In the records below, replace "subsection-number" with "clause-number" everywhere it occurs and change nothing else. Leave the pictures out of your copy.

::::

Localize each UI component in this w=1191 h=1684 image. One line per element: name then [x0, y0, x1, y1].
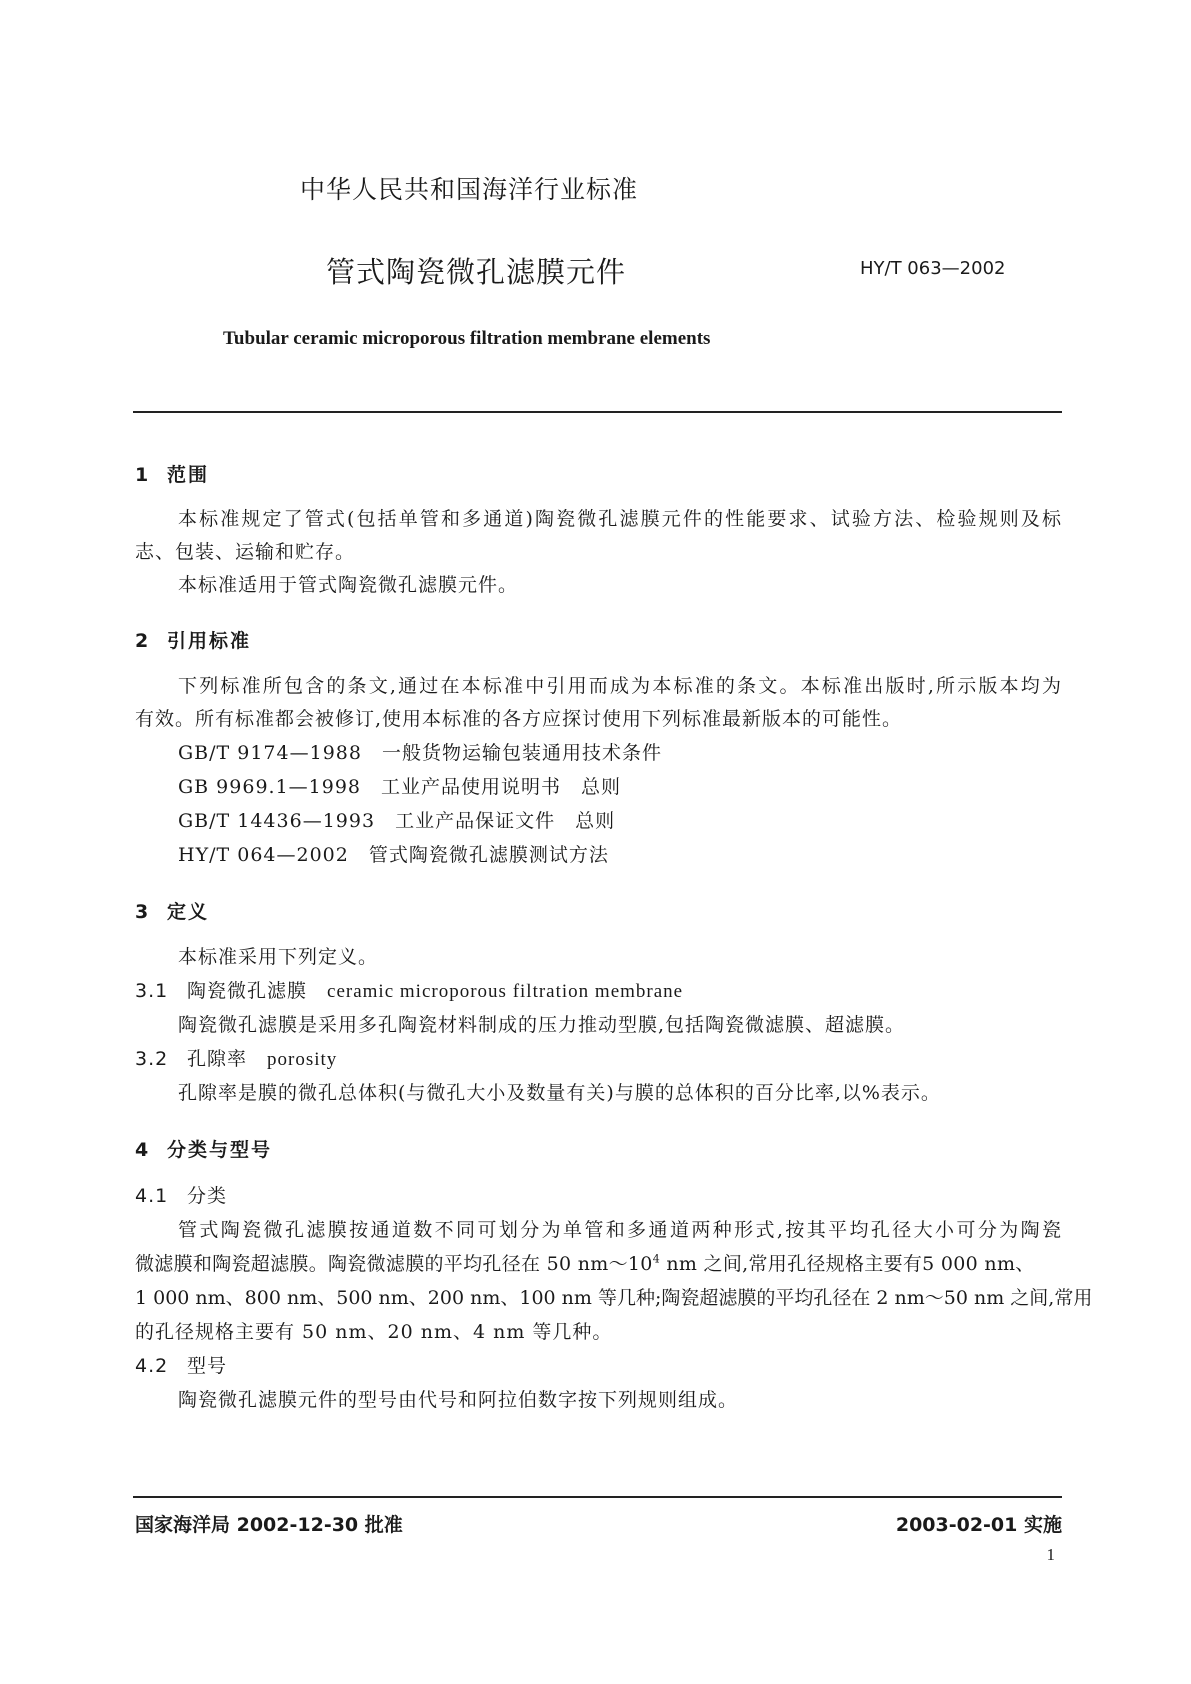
paragraph-line	[135, 1249, 1062, 1276]
line-text: nm 之间,常用孔径规格主要有5 000 nm、	[660, 1253, 1035, 1275]
section-number: 1	[135, 464, 149, 486]
subsection-number: 4.2	[135, 1355, 169, 1377]
subsection-title: 分类	[187, 1185, 228, 1207]
subsection-number: 3.2	[135, 1048, 169, 1070]
section-1-heading	[135, 460, 209, 487]
section-title: 引用标准	[167, 630, 252, 652]
definition-3-2-heading	[135, 1044, 337, 1071]
reference-name: 工业产品保证文件 总则	[395, 810, 616, 832]
section-number: 2	[135, 630, 149, 652]
section-2-heading	[135, 626, 251, 653]
superscript-exponent: 4	[652, 1252, 660, 1266]
effective-date: 2003-02-01 实施	[895, 1514, 1062, 1536]
subsection-title: 型号	[187, 1355, 228, 1377]
paragraph: 本标准采用下列定义。	[178, 946, 379, 968]
definition-text: 孔隙率是膜的微孔总体积(与微孔大小及数量有关)与膜的总体积的百分比率,以%表示。	[178, 1082, 941, 1104]
reference-code: HY/T 064—2002	[178, 844, 349, 866]
definition-term: 孔隙率	[187, 1048, 248, 1070]
subsection-number: 4.1	[135, 1185, 169, 1207]
subsection-number: 3.1	[135, 980, 169, 1002]
reference-code: GB/T 9174—1988	[178, 742, 362, 764]
paragraph-line: 下列标准所包含的条文,通过在本标准中引用而成为本标准的条文。本标准出版时,所示版本均为	[178, 675, 1062, 697]
definition-3-1-heading	[135, 976, 683, 1003]
paragraph-line: 本标准规定了管式(包括单管和多通道)陶瓷微孔滤膜元件的性能要求、试验方法、检验规则及标	[178, 508, 1062, 530]
definition-term: 陶瓷微孔滤膜	[187, 980, 308, 1002]
section-title: 范围	[167, 464, 210, 486]
reference-code: GB 9969.1—1998	[178, 776, 362, 798]
header-rule	[133, 411, 1062, 413]
section-number: 3	[135, 901, 149, 923]
section-3-heading	[135, 897, 209, 924]
reference-item	[178, 840, 609, 867]
paragraph-line: 有效。所有标准都会被修订,使用本标准的各方应探讨使用下列标准最新版本的可能性。	[135, 708, 903, 730]
paragraph: 陶瓷微孔滤膜元件的型号由代号和阿拉伯数字按下列规则组成。	[178, 1389, 739, 1411]
document-title-cn: 管式陶瓷微孔滤膜元件	[326, 255, 627, 289]
section-title: 分类与型号	[167, 1139, 273, 1161]
reference-item	[178, 806, 615, 833]
page-number: 1	[1046, 1545, 1055, 1564]
reference-code: GB/T 14436—1993	[178, 810, 376, 832]
section-4-heading	[135, 1135, 272, 1162]
standard-code: HY/T 063—2002	[860, 258, 1006, 279]
reference-name: 管式陶瓷微孔滤膜测试方法	[368, 844, 609, 866]
reference-name: 一般货物运输包装通用技术条件	[381, 742, 662, 764]
reference-item	[178, 772, 621, 799]
paragraph-line: 志、包装、运输和贮存。	[135, 541, 356, 563]
paragraph-line: 1 000 nm、800 nm、500 nm、200 nm、100 nm 等几种;陶瓷超滤膜的平均孔径在 2 nm～50 nm 之间,常用	[135, 1287, 1093, 1309]
definition-text: 陶瓷微孔滤膜是采用多孔陶瓷材料制成的压力推动型膜,包括陶瓷微滤膜、超滤膜。	[178, 1014, 906, 1036]
document-title-en: Tubular ceramic microporous filtration membrane elements	[223, 328, 711, 349]
definition-term-en: porosity	[267, 1049, 338, 1070]
paragraph-line: 管式陶瓷微孔滤膜按通道数不同可划分为单管和多通道两种形式,按其平均孔径大小可分为陶瓷	[178, 1219, 1062, 1241]
section-title: 定义	[167, 901, 210, 923]
footer-rule	[133, 1496, 1062, 1498]
subsection-4-2-heading	[135, 1351, 227, 1378]
reference-name: 工业产品使用说明书 总则	[381, 776, 622, 798]
approval-line: 国家海洋局 2002-12-30 批准	[135, 1514, 403, 1536]
definition-term-en: ceramic microporous filtration membrane	[327, 981, 684, 1002]
paragraph-line: 的孔径规格主要有 50 nm、20 nm、4 nm 等几种。	[135, 1321, 613, 1343]
subsection-4-1-heading	[135, 1181, 227, 1208]
section-number: 4	[135, 1139, 149, 1161]
line-text: 微滤膜和陶瓷超滤膜。陶瓷微滤膜的平均孔径在 50 nm～10	[135, 1253, 653, 1275]
paragraph: 本标准适用于管式陶瓷微孔滤膜元件。	[178, 574, 519, 596]
issuing-authority: 中华人民共和国海洋行业标准	[300, 175, 639, 204]
reference-item	[178, 738, 662, 765]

::::

§ Solution to this problem
Localize each UI component in this w=1191 h=1684 image. One line per element: name then [x0, y0, x1, y1].
paragraph-line	[135, 1249, 1062, 1276]
line-text: nm 之间,常用孔径规格主要有5 000 nm、	[660, 1253, 1035, 1275]
section-number: 1	[135, 464, 149, 486]
clause-number: 4.2	[135, 1355, 169, 1377]
subsection-title: 分类	[187, 1185, 228, 1207]
clause-number: 3.2	[135, 1048, 169, 1070]
section-1-heading	[135, 460, 209, 487]
section-title: 引用标准	[167, 630, 252, 652]
definition-3-2-heading	[135, 1044, 337, 1071]
reference-name: 工业产品保证文件 总则	[395, 810, 616, 832]
section-number: 2	[135, 630, 149, 652]
section-2-heading	[135, 626, 251, 653]
superscript-exponent: 4	[652, 1252, 660, 1266]
effective-date: 2003-02-01 实施	[895, 1514, 1062, 1536]
subsection-title: 型号	[187, 1355, 228, 1377]
paragraph: 本标准采用下列定义。	[178, 946, 379, 968]
definition-text: 孔隙率是膜的微孔总体积(与微孔大小及数量有关)与膜的总体积的百分比率,以%表示。	[178, 1082, 941, 1104]
reference-code: HY/T 064—2002	[178, 844, 349, 866]
definition-term: 孔隙率	[187, 1048, 248, 1070]
clause-number: 4.1	[135, 1185, 169, 1207]
clause-number: 3.1	[135, 980, 169, 1002]
reference-code: GB/T 9174—1988	[178, 742, 362, 764]
paragraph-line: 下列标准所包含的条文,通过在本标准中引用而成为本标准的条文。本标准出版时,所示版本均为	[178, 675, 1062, 697]
definition-3-1-heading	[135, 976, 683, 1003]
paragraph-line: 本标准规定了管式(包括单管和多通道)陶瓷微孔滤膜元件的性能要求、试验方法、检验规则及标	[178, 508, 1062, 530]
definition-term: 陶瓷微孔滤膜	[187, 980, 308, 1002]
section-title: 范围	[167, 464, 210, 486]
reference-code: GB 9969.1—1998	[178, 776, 362, 798]
header-rule	[133, 411, 1062, 413]
section-number: 3	[135, 901, 149, 923]
section-3-heading	[135, 897, 209, 924]
reference-item	[178, 840, 609, 867]
paragraph-line: 有效。所有标准都会被修订,使用本标准的各方应探讨使用下列标准最新版本的可能性。	[135, 708, 903, 730]
paragraph: 陶瓷微孔滤膜元件的型号由代号和阿拉伯数字按下列规则组成。	[178, 1389, 739, 1411]
document-title-cn: 管式陶瓷微孔滤膜元件	[326, 255, 627, 289]
section-title: 分类与型号	[167, 1139, 273, 1161]
reference-item	[178, 806, 615, 833]
page-number: 1	[1046, 1545, 1055, 1564]
reference-code: GB/T 14436—1993	[178, 810, 376, 832]
section-4-heading	[135, 1135, 272, 1162]
standard-code: HY/T 063—2002	[860, 258, 1006, 279]
reference-name: 管式陶瓷微孔滤膜测试方法	[368, 844, 609, 866]
reference-name: 一般货物运输包装通用技术条件	[381, 742, 662, 764]
reference-item	[178, 772, 621, 799]
paragraph-line: 志、包装、运输和贮存。	[135, 541, 356, 563]
paragraph-line: 1 000 nm、800 nm、500 nm、200 nm、100 nm 等几种;陶瓷超滤膜的平均孔径在 2 nm～50 nm 之间,常用	[135, 1287, 1093, 1309]
definition-text: 陶瓷微孔滤膜是采用多孔陶瓷材料制成的压力推动型膜,包括陶瓷微滤膜、超滤膜。	[178, 1014, 906, 1036]
document-title-en: Tubular ceramic microporous filtration membrane elements	[223, 328, 711, 349]
definition-term-en: porosity	[267, 1049, 338, 1070]
paragraph-line: 管式陶瓷微孔滤膜按通道数不同可划分为单管和多通道两种形式,按其平均孔径大小可分为陶瓷	[178, 1219, 1062, 1241]
section-title: 定义	[167, 901, 210, 923]
footer-rule	[133, 1496, 1062, 1498]
subsection-4-2-heading	[135, 1351, 227, 1378]
reference-name: 工业产品使用说明书 总则	[381, 776, 622, 798]
approval-line: 国家海洋局 2002-12-30 批准	[135, 1514, 403, 1536]
definition-term-en: ceramic microporous filtration membrane	[327, 981, 684, 1002]
paragraph-line: 的孔径规格主要有 50 nm、20 nm、4 nm 等几种。	[135, 1321, 613, 1343]
subsection-4-1-heading	[135, 1181, 227, 1208]
section-number: 4	[135, 1139, 149, 1161]
line-text: 微滤膜和陶瓷超滤膜。陶瓷微滤膜的平均孔径在 50 nm～10	[135, 1253, 653, 1275]
paragraph: 本标准适用于管式陶瓷微孔滤膜元件。	[178, 574, 519, 596]
issuing-authority: 中华人民共和国海洋行业标准	[300, 175, 639, 204]
reference-item	[178, 738, 662, 765]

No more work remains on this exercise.